_Direction_
Count every line where "abril" shows up, and give that number only.

━━━ Given records ━━━

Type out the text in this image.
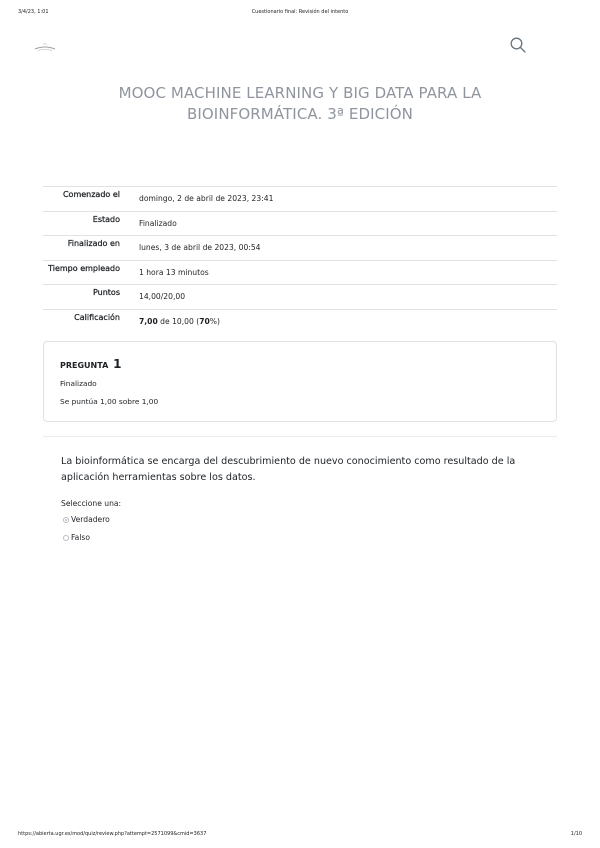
3/4/23, 1:01	Cuestionario final: Revisión del intento
MOOC MACHINE LEARNING Y BIG DATA PARA LA BIOINFORMÁTICA. 3ª EDICIÓN
Comenzado el	domingo, 2 de abril de 2023, 23:41
Estado	Finalizado
Finalizado en	lunes, 3 de abril de 2023, 00:54
Tiempo empleado	1 hora 13 minutos
Puntos	14,00/20,00
Calificación	7,00 de 10,00 (70%)
PREGUNTA 1
Finalizado
Se puntúa 1,00 sobre 1,00
La bioinformática se encarga del descubrimiento de nuevo conocimiento como resultado de la aplicación herramientas sobre los datos.
Seleccione una:
Verdadero
Falso
https://abierta.ugr.es/mod/quiz/review.php?attempt=2571099&cmid=3637	1/10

━━━

_Solution to this task_
2